» **Entries provided**
● ● ●

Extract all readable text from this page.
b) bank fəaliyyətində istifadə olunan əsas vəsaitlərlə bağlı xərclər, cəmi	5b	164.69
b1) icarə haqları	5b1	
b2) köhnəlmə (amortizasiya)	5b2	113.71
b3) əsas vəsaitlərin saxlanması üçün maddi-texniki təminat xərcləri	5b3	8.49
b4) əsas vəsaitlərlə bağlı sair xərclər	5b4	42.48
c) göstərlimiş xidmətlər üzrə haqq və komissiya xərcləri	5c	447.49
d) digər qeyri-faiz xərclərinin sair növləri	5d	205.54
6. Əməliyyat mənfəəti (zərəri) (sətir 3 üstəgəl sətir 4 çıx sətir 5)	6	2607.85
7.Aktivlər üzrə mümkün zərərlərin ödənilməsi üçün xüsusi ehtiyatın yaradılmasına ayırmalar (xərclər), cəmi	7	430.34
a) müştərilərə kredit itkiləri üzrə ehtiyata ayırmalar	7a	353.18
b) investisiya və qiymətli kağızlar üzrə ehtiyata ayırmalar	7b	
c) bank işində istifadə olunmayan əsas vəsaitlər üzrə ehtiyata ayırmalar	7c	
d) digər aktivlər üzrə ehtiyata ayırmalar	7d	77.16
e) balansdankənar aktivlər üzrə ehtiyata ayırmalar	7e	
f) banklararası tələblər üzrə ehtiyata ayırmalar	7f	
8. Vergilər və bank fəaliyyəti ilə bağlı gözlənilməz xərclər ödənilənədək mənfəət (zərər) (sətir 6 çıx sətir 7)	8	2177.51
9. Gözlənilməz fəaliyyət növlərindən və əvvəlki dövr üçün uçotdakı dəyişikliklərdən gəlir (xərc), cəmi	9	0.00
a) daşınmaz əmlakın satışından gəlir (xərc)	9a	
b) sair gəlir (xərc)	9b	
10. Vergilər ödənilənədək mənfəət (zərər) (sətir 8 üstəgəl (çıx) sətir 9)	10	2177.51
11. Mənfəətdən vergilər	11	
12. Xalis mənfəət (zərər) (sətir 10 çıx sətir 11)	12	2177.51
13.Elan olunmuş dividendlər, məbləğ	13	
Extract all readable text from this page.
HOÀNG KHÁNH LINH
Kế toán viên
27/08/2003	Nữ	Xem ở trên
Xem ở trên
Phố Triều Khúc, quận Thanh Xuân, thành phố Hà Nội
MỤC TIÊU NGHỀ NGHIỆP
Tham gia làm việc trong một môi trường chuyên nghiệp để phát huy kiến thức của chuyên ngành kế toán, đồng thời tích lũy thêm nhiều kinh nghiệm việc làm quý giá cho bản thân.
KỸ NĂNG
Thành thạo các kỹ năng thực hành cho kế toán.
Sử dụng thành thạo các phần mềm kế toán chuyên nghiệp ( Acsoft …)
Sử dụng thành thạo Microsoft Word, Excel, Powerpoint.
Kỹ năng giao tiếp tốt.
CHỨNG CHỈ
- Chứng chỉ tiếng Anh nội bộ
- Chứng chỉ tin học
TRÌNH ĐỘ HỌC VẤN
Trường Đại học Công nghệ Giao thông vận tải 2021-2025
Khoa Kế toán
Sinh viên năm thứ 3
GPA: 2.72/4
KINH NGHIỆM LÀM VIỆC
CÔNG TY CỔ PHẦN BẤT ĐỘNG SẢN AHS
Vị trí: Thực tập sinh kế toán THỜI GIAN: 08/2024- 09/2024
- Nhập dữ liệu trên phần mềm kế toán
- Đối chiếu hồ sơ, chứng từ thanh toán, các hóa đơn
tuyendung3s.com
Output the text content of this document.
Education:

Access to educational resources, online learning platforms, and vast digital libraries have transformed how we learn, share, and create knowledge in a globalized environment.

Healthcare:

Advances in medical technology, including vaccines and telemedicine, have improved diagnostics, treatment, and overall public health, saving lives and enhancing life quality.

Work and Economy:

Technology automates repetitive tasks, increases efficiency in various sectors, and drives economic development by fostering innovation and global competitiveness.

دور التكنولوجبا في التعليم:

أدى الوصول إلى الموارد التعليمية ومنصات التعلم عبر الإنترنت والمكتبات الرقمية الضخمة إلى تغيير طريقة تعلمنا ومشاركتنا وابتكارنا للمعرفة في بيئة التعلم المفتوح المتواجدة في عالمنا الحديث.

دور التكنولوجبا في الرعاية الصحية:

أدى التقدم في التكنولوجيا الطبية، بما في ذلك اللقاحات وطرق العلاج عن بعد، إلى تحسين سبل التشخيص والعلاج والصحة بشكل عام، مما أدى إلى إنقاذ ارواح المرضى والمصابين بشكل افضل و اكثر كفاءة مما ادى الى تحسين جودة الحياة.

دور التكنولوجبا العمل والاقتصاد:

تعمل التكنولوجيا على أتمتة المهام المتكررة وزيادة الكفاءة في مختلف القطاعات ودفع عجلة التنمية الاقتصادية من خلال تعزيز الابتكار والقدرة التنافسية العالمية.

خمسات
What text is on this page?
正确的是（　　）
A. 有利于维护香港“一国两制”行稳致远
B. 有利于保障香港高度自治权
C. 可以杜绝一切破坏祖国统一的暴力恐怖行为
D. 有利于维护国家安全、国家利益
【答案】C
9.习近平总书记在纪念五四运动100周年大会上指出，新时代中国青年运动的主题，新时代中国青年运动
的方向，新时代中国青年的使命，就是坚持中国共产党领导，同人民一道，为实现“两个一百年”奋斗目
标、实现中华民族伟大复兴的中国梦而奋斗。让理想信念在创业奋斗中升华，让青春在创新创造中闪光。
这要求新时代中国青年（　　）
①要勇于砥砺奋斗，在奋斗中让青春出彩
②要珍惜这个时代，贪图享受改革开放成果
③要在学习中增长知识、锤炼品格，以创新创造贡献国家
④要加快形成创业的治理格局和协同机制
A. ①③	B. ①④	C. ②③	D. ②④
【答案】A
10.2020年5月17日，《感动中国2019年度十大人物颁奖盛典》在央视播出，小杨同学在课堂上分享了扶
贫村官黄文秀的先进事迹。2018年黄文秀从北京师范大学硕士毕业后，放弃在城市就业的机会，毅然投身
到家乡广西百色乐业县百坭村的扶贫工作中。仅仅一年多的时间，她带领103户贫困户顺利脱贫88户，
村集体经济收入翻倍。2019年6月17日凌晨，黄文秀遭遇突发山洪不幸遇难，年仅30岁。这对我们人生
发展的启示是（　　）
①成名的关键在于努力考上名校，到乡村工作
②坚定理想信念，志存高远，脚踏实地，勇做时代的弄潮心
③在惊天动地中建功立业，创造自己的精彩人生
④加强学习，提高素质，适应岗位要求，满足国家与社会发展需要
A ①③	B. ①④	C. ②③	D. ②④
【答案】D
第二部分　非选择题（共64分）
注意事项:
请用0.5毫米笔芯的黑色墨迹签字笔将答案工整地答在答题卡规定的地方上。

● ● ●

» **Required task**
Reproduce each entry from the records above, character for character.

» **Response below**
Extract all readable text from this page.
b) bank fəaliyyətində istifadə olunan əsas vəsaitlərlə bağlı xərclər, cəmi	5b	164.69
b1) icarə haqları	5b1	
b2) köhnəlmə (amortizasiya)	5b2	113.71
b3) əsas vəsaitlərin saxlanması üçün maddi-texniki təminat xərcləri	5b3	8.49
b4) əsas vəsaitlərlə bağlı sair xərclər	5b4	42.48
c) göstərlimiş xidmətlər üzrə haqq və komissiya xərcləri	5c	447.49
d) digər qeyri-faiz xərclərinin sair növləri	5d	205.54
6. Əməliyyat mənfəəti (zərəri) (sətir 3 üstəgəl sətir 4 çıx sətir 5)	6	2607.85
7.Aktivlər üzrə mümkün zərərlərin ödənilməsi üçün xüsusi ehtiyatın yaradılmasına ayırmalar (xərclər), cəmi	7	430.34
a) müştərilərə kredit itkiləri üzrə ehtiyata ayırmalar	7a	353.18
b) investisiya və qiymətli kağızlar üzrə ehtiyata ayırmalar	7b	
c) bank işində istifadə olunmayan əsas vəsaitlər üzrə ehtiyata ayırmalar	7c	
d) digər aktivlər üzrə ehtiyata ayırmalar	7d	77.16
e) balansdankənar aktivlər üzrə ehtiyata ayırmalar	7e	
f) banklararası tələblər üzrə ehtiyata ayırmalar	7f	
8. Vergilər və bank fəaliyyəti ilə bağlı gözlənilməz xərclər ödənilənədək mənfəət (zərər) (sətir 6 çıx sətir 7)	8	2177.51
9. Gözlənilməz fəaliyyət növlərindən və əvvəlki dövr üçün uçotdakı dəyişikliklərdən gəlir (xərc), cəmi	9	0.00
a) daşınmaz əmlakın satışından gəlir (xərc)	9a	
b) sair gəlir (xərc)	9b	
10. Vergilər ödənilənədək mənfəət (zərər) (sətir 8 üstəgəl (çıx) sətir 9)	10	2177.51
11. Mənfəətdən vergilər	11	
12. Xalis mənfəət (zərər) (sətir 10 çıx sətir 11)	12	2177.51
13.Elan olunmuş dividendlər, məbləğ	13	
Extract all readable text from this page.
HOÀNG KHÁNH LINH
Kế toán viên
27/08/2003	Nữ	Xem ở trên
Xem ở trên
Phố Triều Khúc, quận Thanh Xuân, thành phố Hà Nội
MỤC TIÊU NGHỀ NGHIỆP
Tham gia làm việc trong một môi trường chuyên nghiệp để phát huy kiến thức của chuyên ngành kế toán, đồng thời tích lũy thêm nhiều kinh nghiệm việc làm quý giá cho bản thân.
KỸ NĂNG
Thành thạo các kỹ năng thực hành cho kế toán.
Sử dụng thành thạo các phần mềm kế toán chuyên nghiệp ( Acsoft …)
Sử dụng thành thạo Microsoft Word, Excel, Powerpoint.
Kỹ năng giao tiếp tốt.
CHỨNG CHỈ
- Chứng chỉ tiếng Anh nội bộ
- Chứng chỉ tin học
TRÌNH ĐỘ HỌC VẤN
Trường Đại học Công nghệ Giao thông vận tải 2021-2025
Khoa Kế toán
Sinh viên năm thứ 3
GPA: 2.72/4
KINH NGHIỆM LÀM VIỆC
CÔNG TY CỔ PHẦN BẤT ĐỘNG SẢN AHS
Vị trí: Thực tập sinh kế toán THỜI GIAN: 08/2024- 09/2024
- Nhập dữ liệu trên phần mềm kế toán
- Đối chiếu hồ sơ, chứng từ thanh toán, các hóa đơn
tuyendung3s.com
Output the text content of this document.
Education:

Access to educational resources, online learning platforms, and vast digital libraries have transformed how we learn, share, and create knowledge in a globalized environment.

Healthcare:

Advances in medical technology, including vaccines and telemedicine, have improved diagnostics, treatment, and overall public health, saving lives and enhancing life quality.

Work and Economy:

Technology automates repetitive tasks, increases efficiency in various sectors, and drives economic development by fostering innovation and global competitiveness.

دور التكنولوجبا في التعليم:

أدى الوصول إلى الموارد التعليمية ومنصات التعلم عبر الإنترنت والمكتبات الرقمية الضخمة إلى تغيير طريقة تعلمنا ومشاركتنا وابتكارنا للمعرفة في بيئة التعلم المفتوح المتواجدة في عالمنا الحديث.

دور التكنولوجبا في الرعاية الصحية:

أدى التقدم في التكنولوجيا الطبية، بما في ذلك اللقاحات وطرق العلاج عن بعد، إلى تحسين سبل التشخيص والعلاج والصحة بشكل عام، مما أدى إلى إنقاذ ارواح المرضى والمصابين بشكل افضل و اكثر كفاءة مما ادى الى تحسين جودة الحياة.

دور التكنولوجبا العمل والاقتصاد:

تعمل التكنولوجيا على أتمتة المهام المتكررة وزيادة الكفاءة في مختلف القطاعات ودفع عجلة التنمية الاقتصادية من خلال تعزيز الابتكار والقدرة التنافسية العالمية.

خمسات
What text is on this page?
正确的是（　　）
A. 有利于维护香港“一国两制”行稳致远
B. 有利于保障香港高度自治权
C. 可以杜绝一切破坏祖国统一的暴力恐怖行为
D. 有利于维护国家安全、国家利益
【答案】C
9.习近平总书记在纪念五四运动100周年大会上指出，新时代中国青年运动的主题，新时代中国青年运动
的方向，新时代中国青年的使命，就是坚持中国共产党领导，同人民一道，为实现“两个一百年”奋斗目
标、实现中华民族伟大复兴的中国梦而奋斗。让理想信念在创业奋斗中升华，让青春在创新创造中闪光。
这要求新时代中国青年（　　）
①要勇于砥砺奋斗，在奋斗中让青春出彩
②要珍惜这个时代，贪图享受改革开放成果
③要在学习中增长知识、锤炼品格，以创新创造贡献国家
④要加快形成创业的治理格局和协同机制
A. ①③	B. ①④	C. ②③	D. ②④
【答案】A
10.2020年5月17日，《感动中国2019年度十大人物颁奖盛典》在央视播出，小杨同学在课堂上分享了扶
贫村官黄文秀的先进事迹。2018年黄文秀从北京师范大学硕士毕业后，放弃在城市就业的机会，毅然投身
到家乡广西百色乐业县百坭村的扶贫工作中。仅仅一年多的时间，她带领103户贫困户顺利脱贫88户，
村集体经济收入翻倍。2019年6月17日凌晨，黄文秀遭遇突发山洪不幸遇难，年仅30岁。这对我们人生
发展的启示是（　　）
①成名的关键在于努力考上名校，到乡村工作
②坚定理想信念，志存高远，脚踏实地，勇做时代的弄潮心
③在惊天动地中建功立业，创造自己的精彩人生
④加强学习，提高素质，适应岗位要求，满足国家与社会发展需要
A ①③	B. ①④	C. ②③	D. ②④
【答案】D
第二部分　非选择题（共64分）
注意事项:
请用0.5毫米笔芯的黑色墨迹签字笔将答案工整地答在答题卡规定的地方上。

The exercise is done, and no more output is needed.